- **STATED PROBLEM**:
Extract each line containing the string "structure".

- **EXERCISE INPUTS**:

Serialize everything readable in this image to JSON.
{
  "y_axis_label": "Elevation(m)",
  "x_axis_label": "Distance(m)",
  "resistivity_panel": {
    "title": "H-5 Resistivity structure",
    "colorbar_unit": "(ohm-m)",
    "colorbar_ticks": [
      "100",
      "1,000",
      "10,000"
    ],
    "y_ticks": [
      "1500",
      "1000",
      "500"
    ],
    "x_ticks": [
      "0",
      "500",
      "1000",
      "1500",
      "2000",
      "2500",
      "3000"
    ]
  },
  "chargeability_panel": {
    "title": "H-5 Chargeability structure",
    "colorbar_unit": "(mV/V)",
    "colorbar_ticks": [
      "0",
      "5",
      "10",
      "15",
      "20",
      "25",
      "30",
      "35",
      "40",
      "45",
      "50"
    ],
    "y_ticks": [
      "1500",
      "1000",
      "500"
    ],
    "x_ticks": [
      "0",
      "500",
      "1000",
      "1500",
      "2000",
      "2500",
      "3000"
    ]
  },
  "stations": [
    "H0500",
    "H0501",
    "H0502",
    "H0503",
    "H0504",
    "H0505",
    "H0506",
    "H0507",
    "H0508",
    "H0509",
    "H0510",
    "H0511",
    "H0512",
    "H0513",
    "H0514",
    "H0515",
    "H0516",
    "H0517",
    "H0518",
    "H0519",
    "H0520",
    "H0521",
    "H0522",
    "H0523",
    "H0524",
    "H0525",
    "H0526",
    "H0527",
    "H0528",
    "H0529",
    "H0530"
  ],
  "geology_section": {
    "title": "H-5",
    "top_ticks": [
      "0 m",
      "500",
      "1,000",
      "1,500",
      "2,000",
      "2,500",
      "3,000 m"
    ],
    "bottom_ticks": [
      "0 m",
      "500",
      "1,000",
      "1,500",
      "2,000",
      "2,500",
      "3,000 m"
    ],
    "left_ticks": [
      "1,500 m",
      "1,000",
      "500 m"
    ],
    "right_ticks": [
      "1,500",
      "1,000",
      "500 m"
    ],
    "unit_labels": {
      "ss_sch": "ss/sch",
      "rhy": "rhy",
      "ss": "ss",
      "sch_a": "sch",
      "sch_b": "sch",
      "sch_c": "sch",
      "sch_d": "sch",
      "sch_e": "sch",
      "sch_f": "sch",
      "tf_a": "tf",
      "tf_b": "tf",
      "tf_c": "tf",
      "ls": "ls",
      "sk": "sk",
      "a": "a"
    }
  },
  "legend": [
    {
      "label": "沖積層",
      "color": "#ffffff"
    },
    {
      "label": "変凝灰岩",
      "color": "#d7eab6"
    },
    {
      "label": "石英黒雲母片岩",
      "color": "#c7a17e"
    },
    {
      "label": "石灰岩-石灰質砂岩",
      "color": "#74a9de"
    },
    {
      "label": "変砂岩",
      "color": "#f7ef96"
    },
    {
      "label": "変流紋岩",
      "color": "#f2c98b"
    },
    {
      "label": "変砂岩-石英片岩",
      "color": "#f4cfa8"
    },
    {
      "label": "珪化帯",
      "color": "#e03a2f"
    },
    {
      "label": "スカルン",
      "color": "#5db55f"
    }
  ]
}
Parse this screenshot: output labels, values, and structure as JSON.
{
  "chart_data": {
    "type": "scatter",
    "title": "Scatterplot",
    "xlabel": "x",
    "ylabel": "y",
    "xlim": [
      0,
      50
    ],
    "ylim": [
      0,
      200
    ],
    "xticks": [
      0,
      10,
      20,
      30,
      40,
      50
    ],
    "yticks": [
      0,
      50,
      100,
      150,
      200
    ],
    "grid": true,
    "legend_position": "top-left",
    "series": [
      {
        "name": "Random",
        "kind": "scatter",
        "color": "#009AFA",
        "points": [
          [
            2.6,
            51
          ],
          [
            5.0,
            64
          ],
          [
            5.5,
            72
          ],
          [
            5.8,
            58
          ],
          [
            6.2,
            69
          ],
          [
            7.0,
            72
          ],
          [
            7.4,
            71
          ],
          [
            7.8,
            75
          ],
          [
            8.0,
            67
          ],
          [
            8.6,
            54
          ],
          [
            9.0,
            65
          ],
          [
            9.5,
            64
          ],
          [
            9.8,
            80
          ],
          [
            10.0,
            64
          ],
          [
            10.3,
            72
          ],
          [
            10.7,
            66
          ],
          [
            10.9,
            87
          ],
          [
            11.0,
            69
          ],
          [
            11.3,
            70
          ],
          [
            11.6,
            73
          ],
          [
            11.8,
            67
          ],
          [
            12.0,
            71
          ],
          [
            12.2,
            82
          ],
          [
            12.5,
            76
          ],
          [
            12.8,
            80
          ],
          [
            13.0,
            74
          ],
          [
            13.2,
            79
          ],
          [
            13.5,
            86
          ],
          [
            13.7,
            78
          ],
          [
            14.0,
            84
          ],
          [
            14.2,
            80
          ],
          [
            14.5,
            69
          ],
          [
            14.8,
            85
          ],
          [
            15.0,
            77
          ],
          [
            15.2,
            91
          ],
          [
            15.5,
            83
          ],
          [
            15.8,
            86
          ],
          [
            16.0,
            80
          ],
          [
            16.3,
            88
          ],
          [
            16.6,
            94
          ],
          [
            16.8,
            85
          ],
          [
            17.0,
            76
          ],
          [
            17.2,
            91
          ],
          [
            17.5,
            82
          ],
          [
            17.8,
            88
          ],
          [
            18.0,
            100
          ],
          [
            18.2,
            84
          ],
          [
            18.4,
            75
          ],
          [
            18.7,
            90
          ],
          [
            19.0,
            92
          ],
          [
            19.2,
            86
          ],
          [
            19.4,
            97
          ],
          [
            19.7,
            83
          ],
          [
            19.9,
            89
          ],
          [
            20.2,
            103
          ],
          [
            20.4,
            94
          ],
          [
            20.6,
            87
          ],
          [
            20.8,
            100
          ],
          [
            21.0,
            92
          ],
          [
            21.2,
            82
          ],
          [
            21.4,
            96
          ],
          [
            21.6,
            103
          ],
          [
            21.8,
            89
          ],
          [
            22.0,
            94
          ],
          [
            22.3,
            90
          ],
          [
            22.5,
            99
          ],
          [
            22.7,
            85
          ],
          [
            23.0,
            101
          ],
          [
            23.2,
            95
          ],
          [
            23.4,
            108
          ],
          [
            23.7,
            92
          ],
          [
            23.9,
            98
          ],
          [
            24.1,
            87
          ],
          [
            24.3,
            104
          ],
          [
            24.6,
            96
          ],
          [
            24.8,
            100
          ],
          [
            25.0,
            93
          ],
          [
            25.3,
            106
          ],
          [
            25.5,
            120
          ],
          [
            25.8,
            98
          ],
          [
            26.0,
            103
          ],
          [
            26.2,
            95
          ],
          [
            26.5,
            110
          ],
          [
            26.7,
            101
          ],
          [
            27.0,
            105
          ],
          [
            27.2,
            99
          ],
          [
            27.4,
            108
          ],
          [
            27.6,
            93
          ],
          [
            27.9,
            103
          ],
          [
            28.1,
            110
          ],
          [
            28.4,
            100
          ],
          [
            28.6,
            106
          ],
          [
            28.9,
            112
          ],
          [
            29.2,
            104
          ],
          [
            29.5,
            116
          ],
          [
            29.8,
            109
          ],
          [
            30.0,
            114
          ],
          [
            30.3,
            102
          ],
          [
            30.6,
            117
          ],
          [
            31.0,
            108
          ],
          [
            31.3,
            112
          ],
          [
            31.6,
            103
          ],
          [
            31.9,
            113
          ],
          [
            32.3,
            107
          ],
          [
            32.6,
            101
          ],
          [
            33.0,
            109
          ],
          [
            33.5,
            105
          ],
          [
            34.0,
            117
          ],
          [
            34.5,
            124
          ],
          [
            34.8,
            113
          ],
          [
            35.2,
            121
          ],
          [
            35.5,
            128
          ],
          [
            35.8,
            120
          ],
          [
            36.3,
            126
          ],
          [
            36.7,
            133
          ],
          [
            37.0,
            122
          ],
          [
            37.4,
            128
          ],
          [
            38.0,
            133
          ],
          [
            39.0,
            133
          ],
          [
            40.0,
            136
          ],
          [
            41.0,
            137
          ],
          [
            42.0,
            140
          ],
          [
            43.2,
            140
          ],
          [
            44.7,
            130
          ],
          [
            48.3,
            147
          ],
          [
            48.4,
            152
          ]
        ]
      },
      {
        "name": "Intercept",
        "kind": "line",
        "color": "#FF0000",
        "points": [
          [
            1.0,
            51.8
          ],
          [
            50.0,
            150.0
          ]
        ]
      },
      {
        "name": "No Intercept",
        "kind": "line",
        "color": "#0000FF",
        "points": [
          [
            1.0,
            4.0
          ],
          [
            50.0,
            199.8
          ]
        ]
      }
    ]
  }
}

- **OUTPUT FOR THIS EXERCISE**:
    "title": "H-5 Resistivity structure",
    "title": "H-5 Chargeability structure",
Parse this screenshot: output labels, values, and structure as JSON.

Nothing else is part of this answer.